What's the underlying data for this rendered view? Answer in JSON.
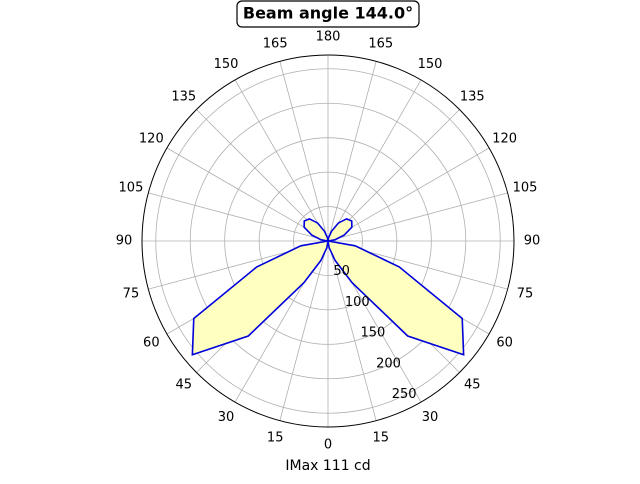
{
  "chart_data": {
    "type": "polar",
    "title": "Beam angle 144.0°",
    "xlabel": "IMax 111 cd",
    "theta": [
      0,
      10,
      20,
      30,
      40,
      50,
      60,
      70,
      80,
      90,
      100,
      110,
      120,
      130,
      140,
      150,
      160,
      170,
      180,
      190,
      200,
      210,
      220,
      230,
      240,
      250,
      260,
      270,
      280,
      290,
      300,
      310,
      320,
      330,
      340,
      350,
      360
    ],
    "r": [
      0,
      10,
      30,
      70,
      180,
      257,
      225,
      110,
      40,
      0,
      10,
      25,
      40,
      45,
      42,
      30,
      15,
      5,
      0,
      5,
      15,
      30,
      42,
      45,
      40,
      25,
      10,
      0,
      40,
      110,
      225,
      257,
      180,
      70,
      30,
      10,
      0
    ],
    "line_color": "#0000dd",
    "fill_color": "#ffffc0",
    "rlim": [
      0,
      270
    ],
    "rticks": [
      50,
      100,
      150,
      200,
      250
    ],
    "thetaticks": [
      0,
      15,
      30,
      45,
      60,
      75,
      90,
      105,
      120,
      135,
      150,
      165,
      180,
      {
        "value": 195,
        "label": "165"
      },
      {
        "value": 210,
        "label": "150"
      },
      {
        "value": 225,
        "label": "135"
      },
      {
        "value": 240,
        "label": "120"
      },
      {
        "value": 255,
        "label": "105"
      },
      {
        "value": 270,
        "label": "90"
      },
      {
        "value": 285,
        "label": "75"
      },
      {
        "value": 300,
        "label": "60"
      },
      {
        "value": 315,
        "label": "45"
      },
      {
        "value": 330,
        "label": "30"
      },
      {
        "value": 345,
        "label": "15"
      }
    ],
    "grid": true
  }
}
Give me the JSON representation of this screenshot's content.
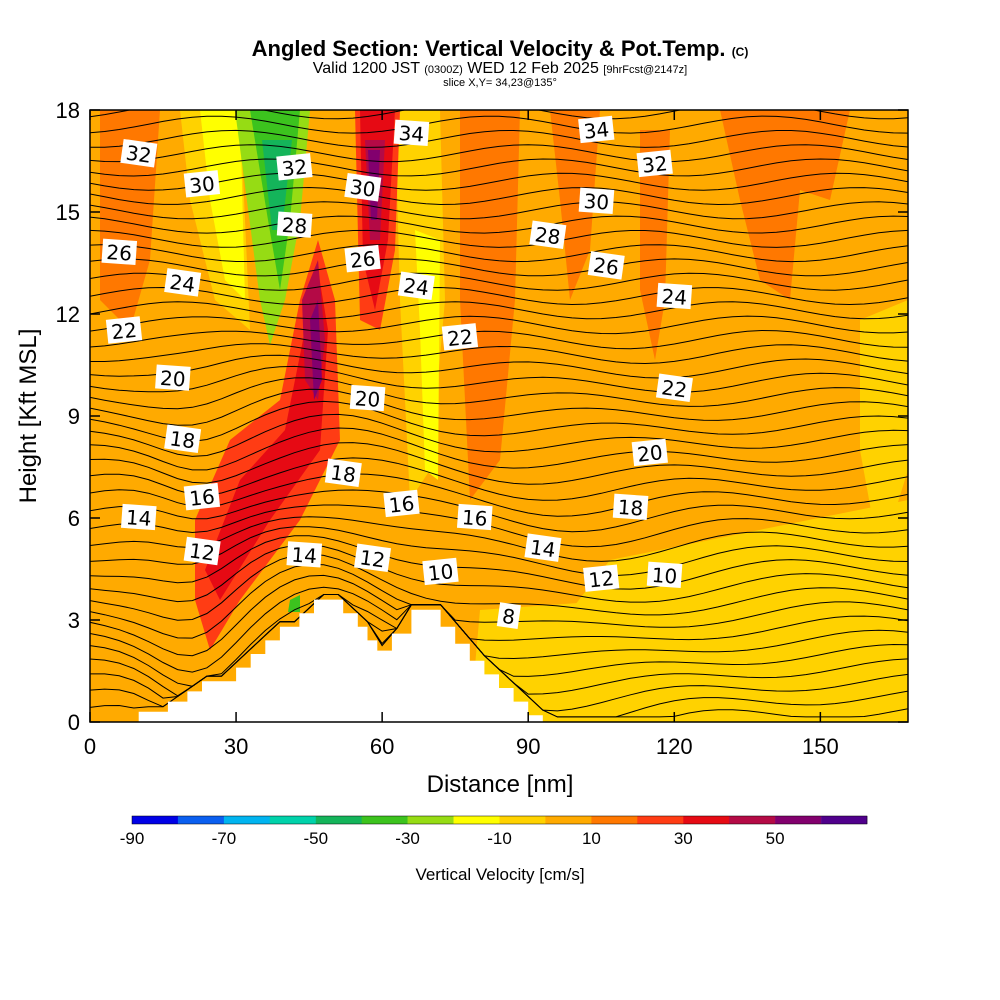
{
  "header": {
    "title": "Angled Section: Vertical Velocity & Pot.Temp.",
    "title_suffix": "(C)",
    "valid_prefix": "Valid 1200 JST",
    "valid_utc": "(0300Z)",
    "valid_date": "WED 12 Feb 2025",
    "forecast": "[9hrFcst@2147z]",
    "slice": "slice X,Y= 34,23@135°"
  },
  "chart_data": {
    "type": "heatmap",
    "xlabel": "Distance [nm]",
    "ylabel": "Height [Kft MSL]",
    "xlim": [
      0,
      168
    ],
    "ylim": [
      0,
      18
    ],
    "xticks": [
      "0",
      "30",
      "60",
      "90",
      "120",
      "150"
    ],
    "yticks": [
      "0",
      "3",
      "6",
      "9",
      "12",
      "15",
      "18"
    ],
    "colorbar": {
      "label": "Vertical Velocity [cm/s]",
      "ticks": [
        "-90",
        "-70",
        "-50",
        "-30",
        "-10",
        "10",
        "30",
        "50"
      ],
      "colors": [
        "#0000e6",
        "#0a5ff0",
        "#00b4f0",
        "#00d2aa",
        "#14b45a",
        "#3cc31e",
        "#96dc14",
        "#ffff00",
        "#ffd200",
        "#ffaa00",
        "#ff7800",
        "#ff3c14",
        "#e60a14",
        "#b40a46",
        "#82006e",
        "#50008c"
      ]
    },
    "terrain": [
      [
        0,
        0
      ],
      [
        10,
        0
      ],
      [
        10,
        0.3
      ],
      [
        16,
        0.3
      ],
      [
        16,
        0.6
      ],
      [
        20,
        0.6
      ],
      [
        20,
        0.9
      ],
      [
        23,
        0.9
      ],
      [
        23,
        1.2
      ],
      [
        30,
        1.2
      ],
      [
        30,
        1.6
      ],
      [
        33,
        1.6
      ],
      [
        33,
        2.0
      ],
      [
        36,
        2.0
      ],
      [
        36,
        2.4
      ],
      [
        39,
        2.4
      ],
      [
        39,
        2.8
      ],
      [
        43,
        2.8
      ],
      [
        43,
        3.2
      ],
      [
        46,
        3.2
      ],
      [
        46,
        3.6
      ],
      [
        52,
        3.6
      ],
      [
        52,
        3.2
      ],
      [
        55,
        3.2
      ],
      [
        55,
        2.8
      ],
      [
        57,
        2.8
      ],
      [
        57,
        2.4
      ],
      [
        59,
        2.4
      ],
      [
        59,
        2.1
      ],
      [
        62,
        2.1
      ],
      [
        62,
        2.6
      ],
      [
        66,
        2.6
      ],
      [
        66,
        3.3
      ],
      [
        72,
        3.3
      ],
      [
        72,
        2.8
      ],
      [
        75,
        2.8
      ],
      [
        75,
        2.3
      ],
      [
        78,
        2.3
      ],
      [
        78,
        1.8
      ],
      [
        81,
        1.8
      ],
      [
        81,
        1.4
      ],
      [
        84,
        1.4
      ],
      [
        84,
        1.0
      ],
      [
        87,
        1.0
      ],
      [
        87,
        0.6
      ],
      [
        90,
        0.6
      ],
      [
        90,
        0.2
      ],
      [
        93,
        0.2
      ],
      [
        93,
        0
      ]
    ],
    "theta_labels": [
      {
        "text": "32",
        "x": 10,
        "y": 16.7
      },
      {
        "text": "30",
        "x": 23,
        "y": 15.8
      },
      {
        "text": "26",
        "x": 6,
        "y": 13.8
      },
      {
        "text": "24",
        "x": 19,
        "y": 12.9
      },
      {
        "text": "22",
        "x": 7,
        "y": 11.5
      },
      {
        "text": "20",
        "x": 17,
        "y": 10.1
      },
      {
        "text": "18",
        "x": 19,
        "y": 8.3
      },
      {
        "text": "16",
        "x": 23,
        "y": 6.6
      },
      {
        "text": "14",
        "x": 10,
        "y": 6.0
      },
      {
        "text": "12",
        "x": 23,
        "y": 5.0
      },
      {
        "text": "32",
        "x": 42,
        "y": 16.3
      },
      {
        "text": "28",
        "x": 42,
        "y": 14.6
      },
      {
        "text": "30",
        "x": 56,
        "y": 15.7
      },
      {
        "text": "26",
        "x": 56,
        "y": 13.6
      },
      {
        "text": "34",
        "x": 66,
        "y": 17.3
      },
      {
        "text": "24",
        "x": 67,
        "y": 12.8
      },
      {
        "text": "22",
        "x": 76,
        "y": 11.3
      },
      {
        "text": "20",
        "x": 57,
        "y": 9.5
      },
      {
        "text": "18",
        "x": 52,
        "y": 7.3
      },
      {
        "text": "16",
        "x": 64,
        "y": 6.4
      },
      {
        "text": "14",
        "x": 44,
        "y": 4.9
      },
      {
        "text": "12",
        "x": 58,
        "y": 4.8
      },
      {
        "text": "10",
        "x": 72,
        "y": 4.4
      },
      {
        "text": "16",
        "x": 79,
        "y": 6.0
      },
      {
        "text": "28",
        "x": 94,
        "y": 14.3
      },
      {
        "text": "34",
        "x": 104,
        "y": 17.4
      },
      {
        "text": "30",
        "x": 104,
        "y": 15.3
      },
      {
        "text": "26",
        "x": 106,
        "y": 13.4
      },
      {
        "text": "32",
        "x": 116,
        "y": 16.4
      },
      {
        "text": "24",
        "x": 120,
        "y": 12.5
      },
      {
        "text": "22",
        "x": 120,
        "y": 9.8
      },
      {
        "text": "20",
        "x": 115,
        "y": 7.9
      },
      {
        "text": "18",
        "x": 111,
        "y": 6.3
      },
      {
        "text": "14",
        "x": 93,
        "y": 5.1
      },
      {
        "text": "12",
        "x": 105,
        "y": 4.2
      },
      {
        "text": "10",
        "x": 118,
        "y": 4.3
      },
      {
        "text": "8",
        "x": 86,
        "y": 3.1
      }
    ]
  }
}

------------------------------------------------

=== Task description ===
Write out the material above again, word for word, minus its pictures.

=== Answer for the task ===
What's the underlying data for this rendered view? Answer in JSON.
{
  "chart_data": {
    "type": "polar",
    "title": "Beam angle 144.0°",
    "xlabel": "IMax 111 cd",
    "theta": [
      0,
      10,
      20,
      30,
      40,
      50,
      60,
      70,
      80,
      90,
      100,
      110,
      120,
      130,
      140,
      150,
      160,
      170,
      180,
      190,
      200,
      210,
      220,
      230,
      240,
      250,
      260,
      270,
      280,
      290,
      300,
      310,
      320,
      330,
      340,
      350,
      360
    ],
    "r": [
      0,
      10,
      30,
      70,
      180,
      257,
      225,
      110,
      40,
      0,
      10,
      25,
      40,
      45,
      42,
      30,
      15,
      5,
      0,
      5,
      15,
      30,
      42,
      45,
      40,
      25,
      10,
      0,
      40,
      110,
      225,
      257,
      180,
      70,
      30,
      10,
      0
    ],
    "line_color": "#0000dd",
    "fill_color": "#ffffc0",
    "rlim": [
      0,
      270
    ],
    "rticks": [
      50,
      100,
      150,
      200,
      250
    ],
    "thetaticks": [
      0,
      15,
      30,
      45,
      60,
      75,
      90,
      105,
      120,
      135,
      150,
      165,
      180,
      {
        "value": 195,
        "label": "165"
      },
      {
        "value": 210,
        "label": "150"
      },
      {
        "value": 225,
        "label": "135"
      },
      {
        "value": 240,
        "label": "120"
      },
      {
        "value": 255,
        "label": "105"
      },
      {
        "value": 270,
        "label": "90"
      },
      {
        "value": 285,
        "label": "75"
      },
      {
        "value": 300,
        "label": "60"
      },
      {
        "value": 315,
        "label": "45"
      },
      {
        "value": 330,
        "label": "30"
      },
      {
        "value": 345,
        "label": "15"
      }
    ],
    "grid": true
  }
}
Give me the JSON representation of this screenshot's content.
{
  "header": {
    "title": "Angled Section: Vertical Velocity & Pot.Temp.",
    "title_suffix": "(C)",
    "valid_prefix": "Valid 1200 JST",
    "valid_utc": "(0300Z)",
    "valid_date": "WED 12 Feb 2025",
    "forecast": "[9hrFcst@2147z]",
    "slice": "slice X,Y= 34,23@135°"
  },
  "chart_data": {
    "type": "heatmap",
    "xlabel": "Distance [nm]",
    "ylabel": "Height [Kft MSL]",
    "xlim": [
      0,
      168
    ],
    "ylim": [
      0,
      18
    ],
    "xticks": [
      "0",
      "30",
      "60",
      "90",
      "120",
      "150"
    ],
    "yticks": [
      "0",
      "3",
      "6",
      "9",
      "12",
      "15",
      "18"
    ],
    "colorbar": {
      "label": "Vertical Velocity [cm/s]",
      "ticks": [
        "-90",
        "-70",
        "-50",
        "-30",
        "-10",
        "10",
        "30",
        "50"
      ],
      "colors": [
        "#0000e6",
        "#0a5ff0",
        "#00b4f0",
        "#00d2aa",
        "#14b45a",
        "#3cc31e",
        "#96dc14",
        "#ffff00",
        "#ffd200",
        "#ffaa00",
        "#ff7800",
        "#ff3c14",
        "#e60a14",
        "#b40a46",
        "#82006e",
        "#50008c"
      ]
    },
    "terrain": [
      [
        0,
        0
      ],
      [
        10,
        0
      ],
      [
        10,
        0.3
      ],
      [
        16,
        0.3
      ],
      [
        16,
        0.6
      ],
      [
        20,
        0.6
      ],
      [
        20,
        0.9
      ],
      [
        23,
        0.9
      ],
      [
        23,
        1.2
      ],
      [
        30,
        1.2
      ],
      [
        30,
        1.6
      ],
      [
        33,
        1.6
      ],
      [
        33,
        2.0
      ],
      [
        36,
        2.0
      ],
      [
        36,
        2.4
      ],
      [
        39,
        2.4
      ],
      [
        39,
        2.8
      ],
      [
        43,
        2.8
      ],
      [
        43,
        3.2
      ],
      [
        46,
        3.2
      ],
      [
        46,
        3.6
      ],
      [
        52,
        3.6
      ],
      [
        52,
        3.2
      ],
      [
        55,
        3.2
      ],
      [
        55,
        2.8
      ],
      [
        57,
        2.8
      ],
      [
        57,
        2.4
      ],
      [
        59,
        2.4
      ],
      [
        59,
        2.1
      ],
      [
        62,
        2.1
      ],
      [
        62,
        2.6
      ],
      [
        66,
        2.6
      ],
      [
        66,
        3.3
      ],
      [
        72,
        3.3
      ],
      [
        72,
        2.8
      ],
      [
        75,
        2.8
      ],
      [
        75,
        2.3
      ],
      [
        78,
        2.3
      ],
      [
        78,
        1.8
      ],
      [
        81,
        1.8
      ],
      [
        81,
        1.4
      ],
      [
        84,
        1.4
      ],
      [
        84,
        1.0
      ],
      [
        87,
        1.0
      ],
      [
        87,
        0.6
      ],
      [
        90,
        0.6
      ],
      [
        90,
        0.2
      ],
      [
        93,
        0.2
      ],
      [
        93,
        0
      ]
    ],
    "theta_labels": [
      {
        "text": "32",
        "x": 10,
        "y": 16.7
      },
      {
        "text": "30",
        "x": 23,
        "y": 15.8
      },
      {
        "text": "26",
        "x": 6,
        "y": 13.8
      },
      {
        "text": "24",
        "x": 19,
        "y": 12.9
      },
      {
        "text": "22",
        "x": 7,
        "y": 11.5
      },
      {
        "text": "20",
        "x": 17,
        "y": 10.1
      },
      {
        "text": "18",
        "x": 19,
        "y": 8.3
      },
      {
        "text": "16",
        "x": 23,
        "y": 6.6
      },
      {
        "text": "14",
        "x": 10,
        "y": 6.0
      },
      {
        "text": "12",
        "x": 23,
        "y": 5.0
      },
      {
        "text": "32",
        "x": 42,
        "y": 16.3
      },
      {
        "text": "28",
        "x": 42,
        "y": 14.6
      },
      {
        "text": "30",
        "x": 56,
        "y": 15.7
      },
      {
        "text": "26",
        "x": 56,
        "y": 13.6
      },
      {
        "text": "34",
        "x": 66,
        "y": 17.3
      },
      {
        "text": "24",
        "x": 67,
        "y": 12.8
      },
      {
        "text": "22",
        "x": 76,
        "y": 11.3
      },
      {
        "text": "20",
        "x": 57,
        "y": 9.5
      },
      {
        "text": "18",
        "x": 52,
        "y": 7.3
      },
      {
        "text": "16",
        "x": 64,
        "y": 6.4
      },
      {
        "text": "14",
        "x": 44,
        "y": 4.9
      },
      {
        "text": "12",
        "x": 58,
        "y": 4.8
      },
      {
        "text": "10",
        "x": 72,
        "y": 4.4
      },
      {
        "text": "16",
        "x": 79,
        "y": 6.0
      },
      {
        "text": "28",
        "x": 94,
        "y": 14.3
      },
      {
        "text": "34",
        "x": 104,
        "y": 17.4
      },
      {
        "text": "30",
        "x": 104,
        "y": 15.3
      },
      {
        "text": "26",
        "x": 106,
        "y": 13.4
      },
      {
        "text": "32",
        "x": 116,
        "y": 16.4
      },
      {
        "text": "24",
        "x": 120,
        "y": 12.5
      },
      {
        "text": "22",
        "x": 120,
        "y": 9.8
      },
      {
        "text": "20",
        "x": 115,
        "y": 7.9
      },
      {
        "text": "18",
        "x": 111,
        "y": 6.3
      },
      {
        "text": "14",
        "x": 93,
        "y": 5.1
      },
      {
        "text": "12",
        "x": 105,
        "y": 4.2
      },
      {
        "text": "10",
        "x": 118,
        "y": 4.3
      },
      {
        "text": "8",
        "x": 86,
        "y": 3.1
      }
    ]
  }
}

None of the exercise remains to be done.